[Figure record extracts]
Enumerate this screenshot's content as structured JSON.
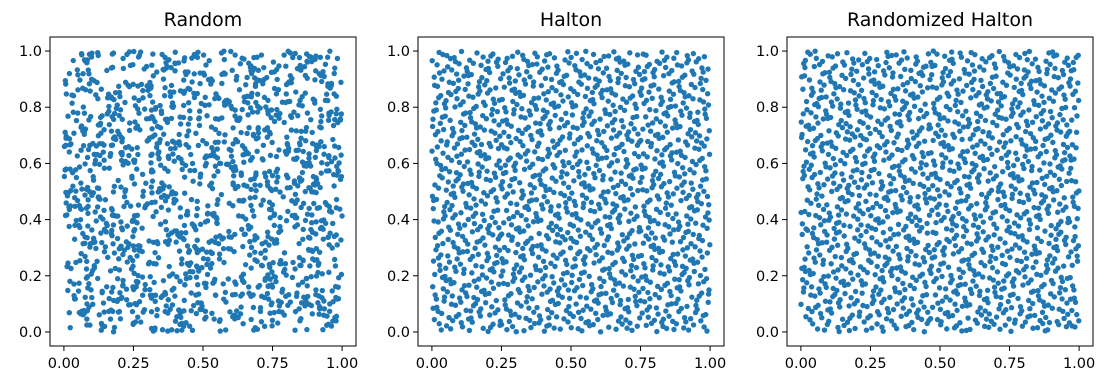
{
  "chart_data": [
    {
      "type": "scatter",
      "title": "Random",
      "xlabel": "",
      "ylabel": "",
      "xlim": [
        -0.05,
        1.05
      ],
      "ylim": [
        -0.05,
        1.05
      ],
      "xticks": [
        "0.00",
        "0.25",
        "0.50",
        "0.75",
        "1.00"
      ],
      "xtick_values": [
        0,
        0.25,
        0.5,
        0.75,
        1.0
      ],
      "yticks": [
        "0.0",
        "0.2",
        "0.4",
        "0.6",
        "0.8",
        "1.0"
      ],
      "ytick_values": [
        0,
        0.2,
        0.4,
        0.6,
        0.8,
        1.0
      ],
      "grid": false,
      "marker_color": "#1f77b4",
      "series": [
        {
          "generator": "uniform-random",
          "n_points": 1500,
          "x_range": [
            0,
            1
          ],
          "y_range": [
            0,
            1
          ]
        }
      ]
    },
    {
      "type": "scatter",
      "title": "Halton",
      "xlabel": "",
      "ylabel": "",
      "xlim": [
        -0.05,
        1.05
      ],
      "ylim": [
        -0.05,
        1.05
      ],
      "xticks": [
        "0.00",
        "0.25",
        "0.50",
        "0.75",
        "1.00"
      ],
      "xtick_values": [
        0,
        0.25,
        0.5,
        0.75,
        1.0
      ],
      "yticks": [
        "0.0",
        "0.2",
        "0.4",
        "0.6",
        "0.8",
        "1.0"
      ],
      "ytick_values": [
        0,
        0.2,
        0.4,
        0.6,
        0.8,
        1.0
      ],
      "grid": false,
      "marker_color": "#1f77b4",
      "series": [
        {
          "generator": "halton",
          "bases": [
            2,
            3
          ],
          "n_points": 1500,
          "x_range": [
            0,
            1
          ],
          "y_range": [
            0,
            1
          ]
        }
      ]
    },
    {
      "type": "scatter",
      "title": "Randomized Halton",
      "xlabel": "",
      "ylabel": "",
      "xlim": [
        -0.05,
        1.05
      ],
      "ylim": [
        -0.05,
        1.05
      ],
      "xticks": [
        "0.00",
        "0.25",
        "0.50",
        "0.75",
        "1.00"
      ],
      "xtick_values": [
        0,
        0.25,
        0.5,
        0.75,
        1.0
      ],
      "yticks": [
        "0.0",
        "0.2",
        "0.4",
        "0.6",
        "0.8",
        "1.0"
      ],
      "ytick_values": [
        0,
        0.2,
        0.4,
        0.6,
        0.8,
        1.0
      ],
      "grid": false,
      "marker_color": "#1f77b4",
      "series": [
        {
          "generator": "randomized-halton",
          "bases": [
            2,
            3
          ],
          "n_points": 1500,
          "x_range": [
            0,
            1
          ],
          "y_range": [
            0,
            1
          ]
        }
      ]
    }
  ]
}
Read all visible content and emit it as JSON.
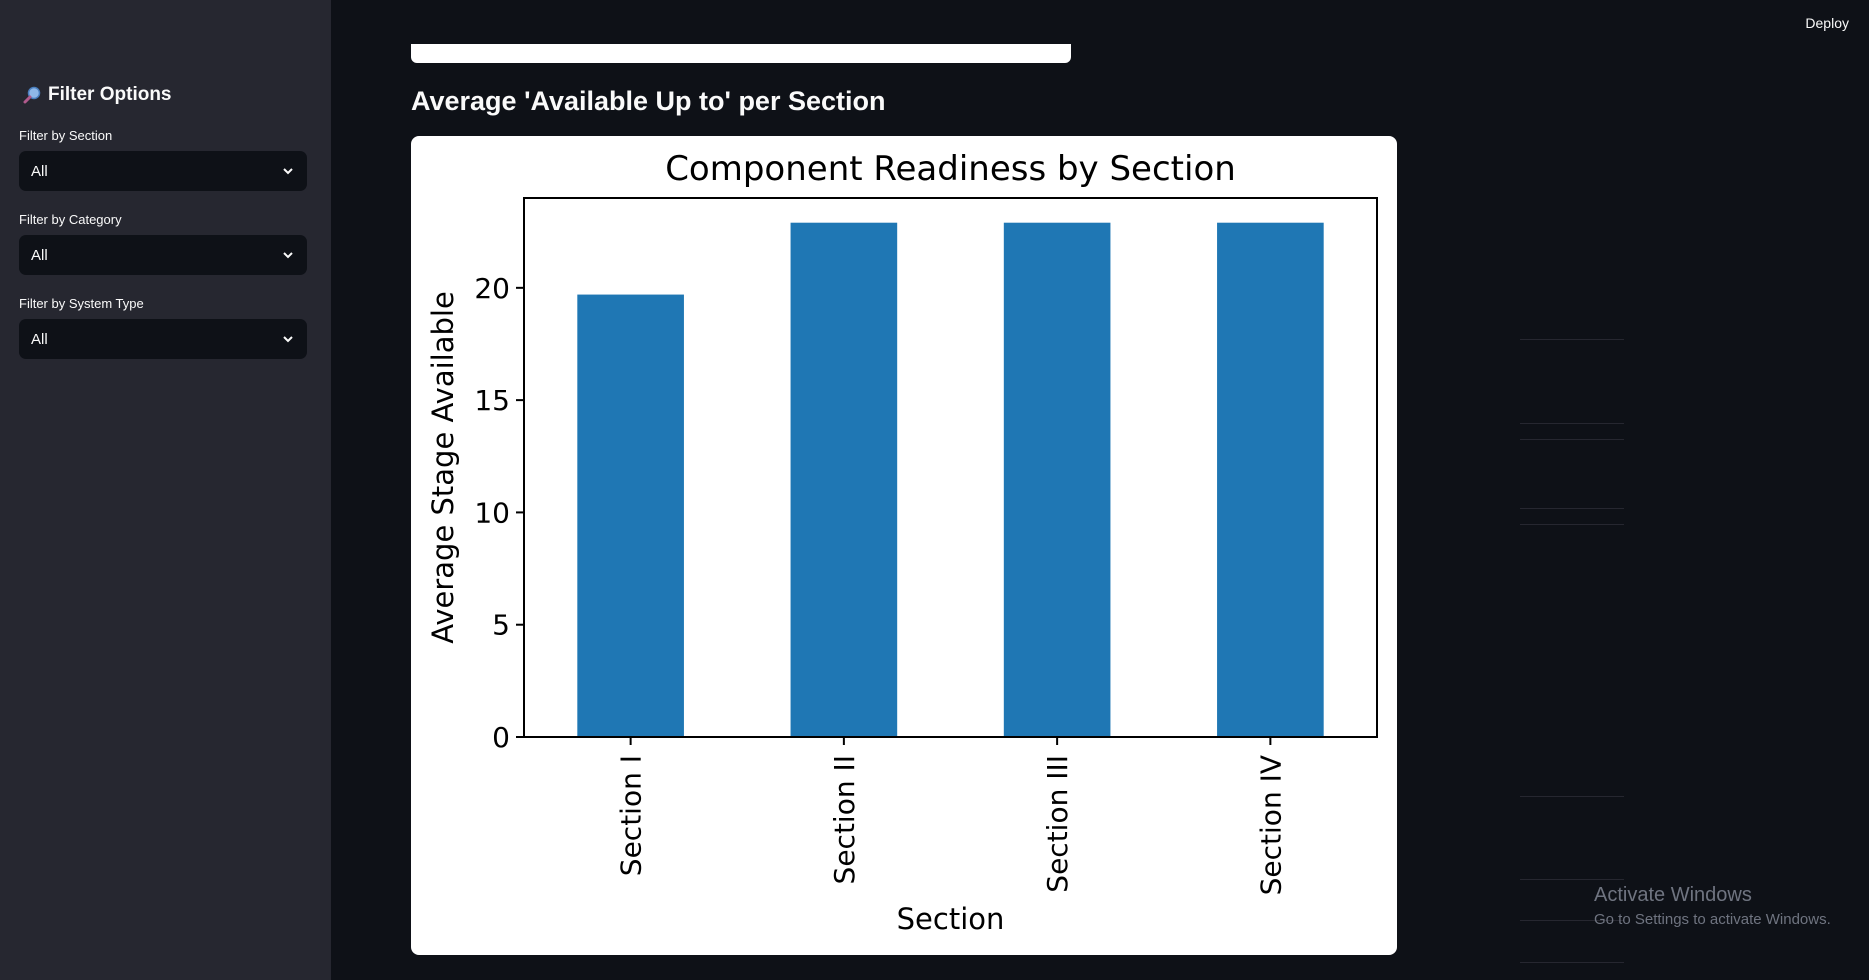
{
  "header": {
    "deploy_label": "Deploy"
  },
  "sidebar": {
    "title": "Filter Options",
    "title_icon": "magnifier-icon",
    "filters": [
      {
        "label": "Filter by Section",
        "value": "All"
      },
      {
        "label": "Filter by Category",
        "value": "All"
      },
      {
        "label": "Filter by System Type",
        "value": "All"
      }
    ]
  },
  "main": {
    "heading": "Average 'Available Up to' per Section"
  },
  "chart_data": {
    "type": "bar",
    "title": "Component Readiness by Section",
    "xlabel": "Section",
    "ylabel": "Average Stage Available",
    "categories": [
      "Section I",
      "Section II",
      "Section III",
      "Section IV"
    ],
    "values": [
      19.7,
      22.9,
      22.9,
      22.9
    ],
    "ylim": [
      0,
      24
    ],
    "yticks": [
      0,
      5,
      10,
      15,
      20
    ],
    "bar_color": "#1f77b4",
    "grid": false,
    "legend": "none"
  },
  "watermark": {
    "line1": "Activate Windows",
    "line2": "Go to Settings to activate Windows."
  },
  "colors": {
    "background": "#0e1117",
    "sidebar": "#262730",
    "accent": "#1f77b4"
  }
}
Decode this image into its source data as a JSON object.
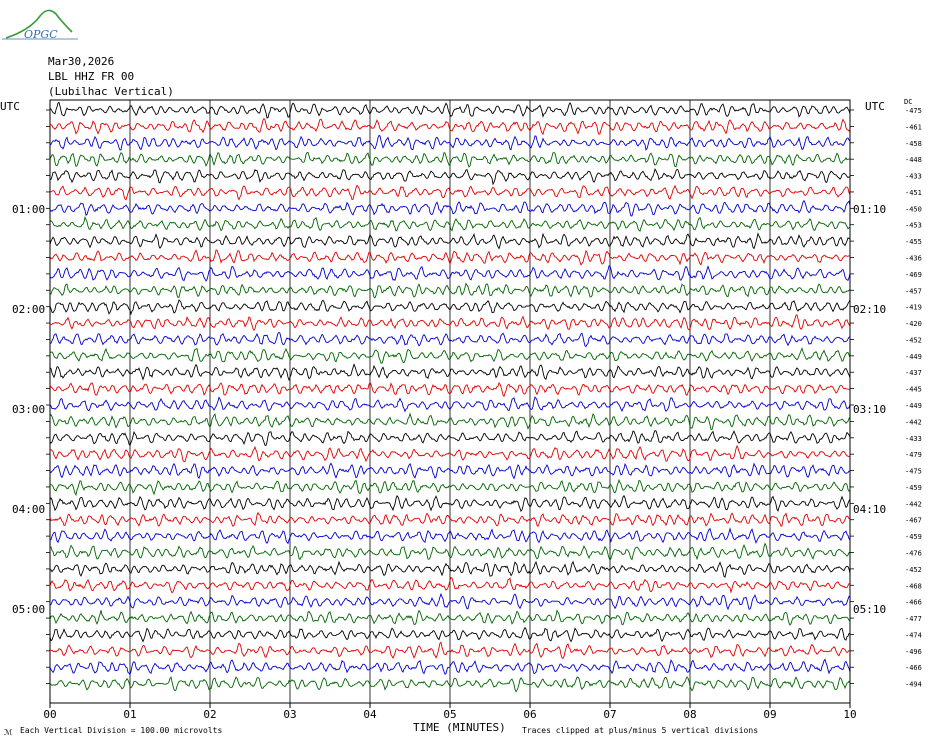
{
  "header": {
    "logo_text": "OPGC",
    "date": "Mar30,2026",
    "station": "LBL HHZ FR 00",
    "location": "(Lubilhac Vertical)"
  },
  "axes": {
    "left_utc": "UTC",
    "right_utc": "UTC",
    "left_hour_labels": [
      "01:00",
      "02:00",
      "03:00",
      "04:00",
      "05:00"
    ],
    "right_hour_labels": [
      "01:10",
      "02:10",
      "03:10",
      "04:10",
      "05:10"
    ],
    "right_top_label": "DC",
    "x_ticks": [
      "00",
      "01",
      "02",
      "03",
      "04",
      "05",
      "06",
      "07",
      "08",
      "09",
      "10"
    ],
    "x_label": "TIME (MINUTES)"
  },
  "footer": {
    "left_mark": "ℳ",
    "scale_note": "Each Vertical Division =  100.00 microvolts",
    "clip_note": "Traces clipped at plus/minus 5 vertical divisions"
  },
  "colors": {
    "trace_cycle": [
      "#000000",
      "#e00000",
      "#0000d0",
      "#006400"
    ],
    "grid": "#000000"
  },
  "chart_data": {
    "type": "line",
    "title": "",
    "xlabel": "TIME (MINUTES)",
    "ylabel": "UTC",
    "xlim": [
      0,
      10
    ],
    "grid": true,
    "trace_count": 36,
    "minutes_per_trace": 10,
    "dc_offsets": [
      -475,
      -461,
      -458,
      -448,
      -433,
      -451,
      -450,
      -453,
      -455,
      -436,
      -469,
      -457,
      -419,
      -420,
      -452,
      -449,
      -437,
      -445,
      -449,
      -442,
      -433,
      -479,
      -475,
      -459,
      -442,
      -467,
      -459,
      -476,
      -452,
      -468,
      -466,
      -477,
      -474,
      -496,
      -466,
      -494
    ]
  }
}
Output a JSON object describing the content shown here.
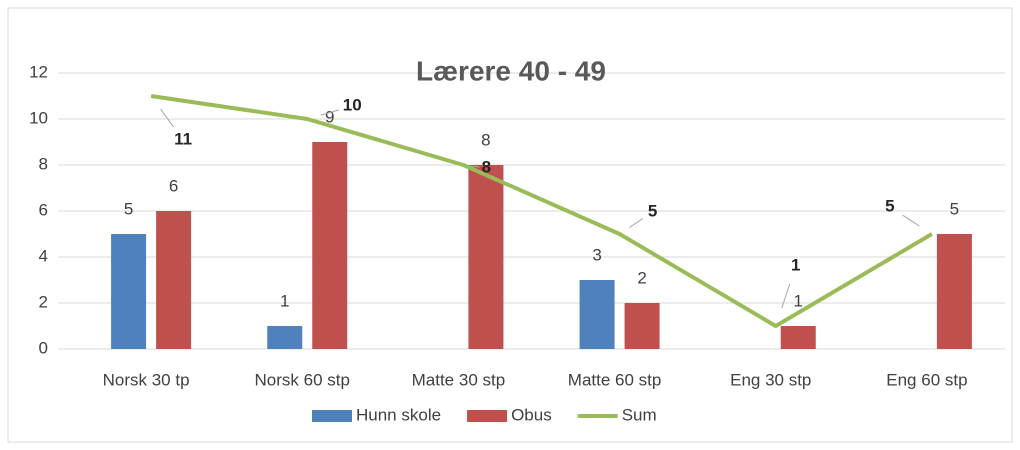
{
  "chart_data": {
    "type": "bar",
    "title": "Lærere 40 - 49",
    "categories": [
      "Norsk 30 tp",
      "Norsk 60 stp",
      "Matte 30 stp",
      "Matte 60 stp",
      "Eng 30 stp",
      "Eng 60 stp"
    ],
    "series": [
      {
        "name": "Hunn skole",
        "color": "#4f81bd",
        "type": "bar",
        "values": [
          5,
          1,
          null,
          3,
          null,
          null
        ]
      },
      {
        "name": "Obus",
        "color": "#c0504d",
        "type": "bar",
        "values": [
          6,
          9,
          8,
          2,
          1,
          5
        ]
      },
      {
        "name": "Sum",
        "color": "#9bbb59",
        "type": "line",
        "values": [
          11,
          10,
          8,
          5,
          1,
          5
        ]
      }
    ],
    "ylim": [
      0,
      12
    ],
    "yticks": [
      0,
      2,
      4,
      6,
      8,
      10,
      12
    ],
    "grid": true,
    "legend": "bottom"
  }
}
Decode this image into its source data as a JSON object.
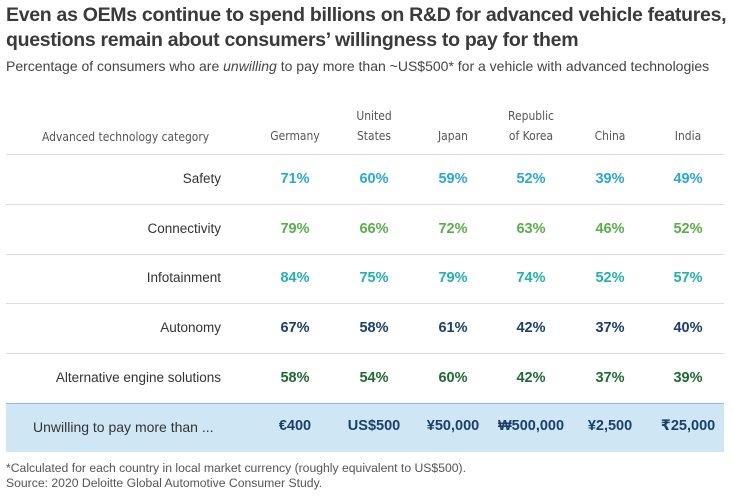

- [EXERCISE PROMPT]: Write out each line of the data that holds the string "JSON".

- [TASK ANSWER]:
Enumerate this screenshot's content as structured JSON.
Read all visible content and emit it as JSON.
Decode this image into its source data as a JSON object.
Output a JSON object describing the content shown here.
Decode this image into its source data as a JSON object.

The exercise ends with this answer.